Objective:
Images excluded, repeat each entry below exactly.

Data entries:
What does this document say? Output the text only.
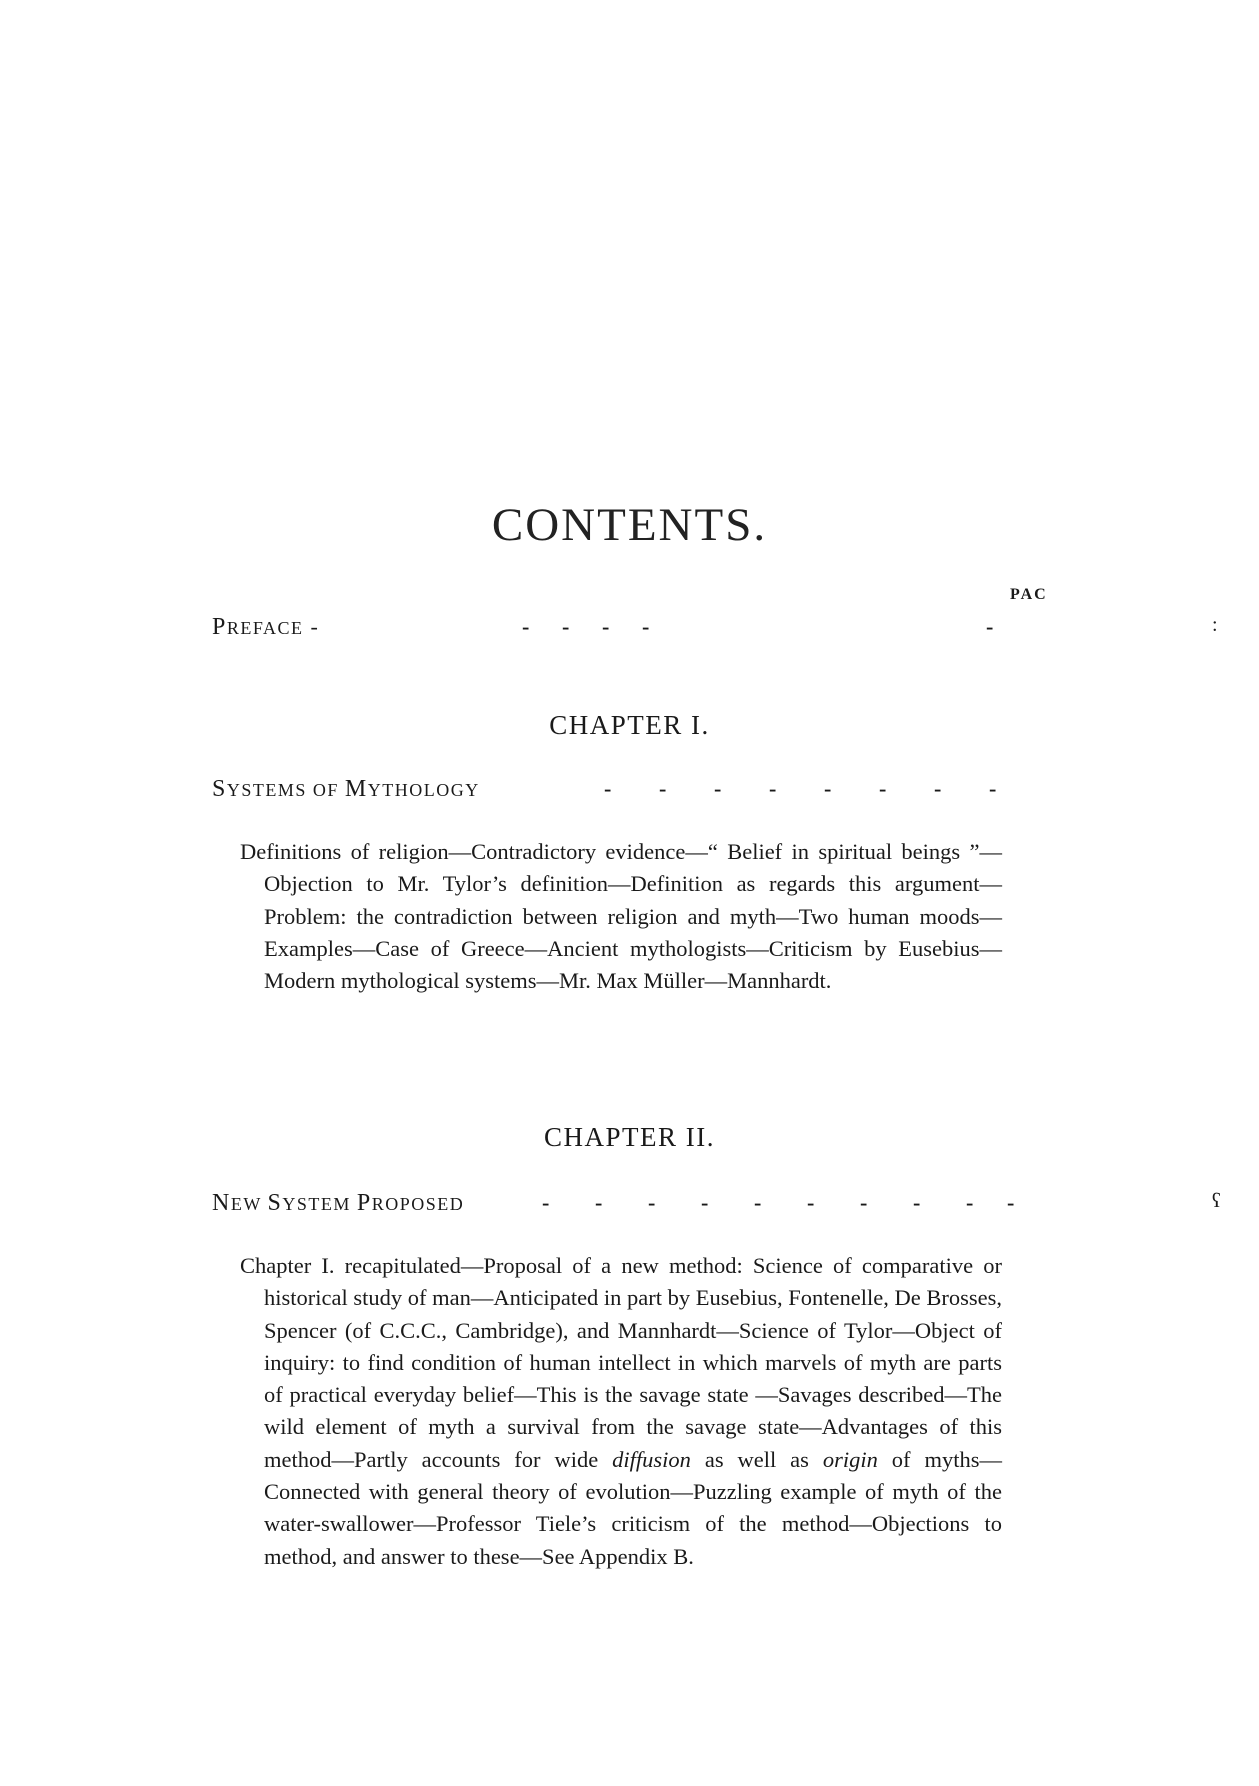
CONTENTS.
PAC
PREFACE -	- - - -	-	:
CHAPTER I.
SYSTEMS OF MYTHOLOGY	- - - - - - - -
Definitions of religion—Contradictory evidence—“ Belief in spiritual beings ”—Objection to Mr. Tylor’s definition—Definition as regards this argument—Problem: the contradiction between religion and myth—Two human moods—Examples—Case of Greece—Ancient mythologists—Criticism by Eusebius—Modern mythological systems—Mr. Max Müller—Mannhardt.
CHAPTER II.
NEW SYSTEM PROPOSED	- - - - - - - - - -	ʕ
Chapter I. recapitulated—Proposal of a new method: Science of comparative or historical study of man—Anticipated in part by Eusebius, Fontenelle, De Brosses, Spencer (of C.C.C., Cambridge), and Mannhardt—Science of Tylor—Object of inquiry: to find condition of human intellect in which marvels of myth are parts of practical everyday belief—This is the savage state —Savages described—The wild element of myth a survival from the savage state—Advantages of this method—Partly accounts for wide diffusion as well as origin of myths—Connected with general theory of evolution—Puzzling example of myth of the water-swallower—Professor Tiele’s criticism of the method—Objections to method, and answer to these—See Appendix B.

Reply:
What does this document say? Output the text only.
CONTENTS.
PAC
PREFACE -	- - - -	-	:
CHAPTER I.
SYSTEMS OF MYTHOLOGY	- - - - - - - -
Definitions of religion—Contradictory evidence—“ Belief in spiritual beings ”—Objection to Mr. Tylor’s definition—Definition as regards this argument—Problem: the contradiction between religion and myth—Two human moods—Examples—Case of Greece—Ancient mythologists—Criticism by Eusebius—Modern mythological systems—Mr. Max Müller—Mannhardt.
CHAPTER II.
NEW SYSTEM PROPOSED	- - - - - - - - - -	ʕ
Chapter I. recapitulated—Proposal of a new method: Science of comparative or historical study of man—Anticipated in part by Eusebius, Fontenelle, De Brosses, Spencer (of C.C.C., Cambridge), and Mannhardt—Science of Tylor—Object of inquiry: to find condition of human intellect in which marvels of myth are parts of practical everyday belief—This is the savage state —Savages described—The wild element of myth a survival from the savage state—Advantages of this method—Partly accounts for wide diffusion as well as origin of myths—Connected with general theory of evolution—Puzzling example of myth of the water-swallower—Professor Tiele’s criticism of the method—Objections to method, and answer to these—See Appendix B.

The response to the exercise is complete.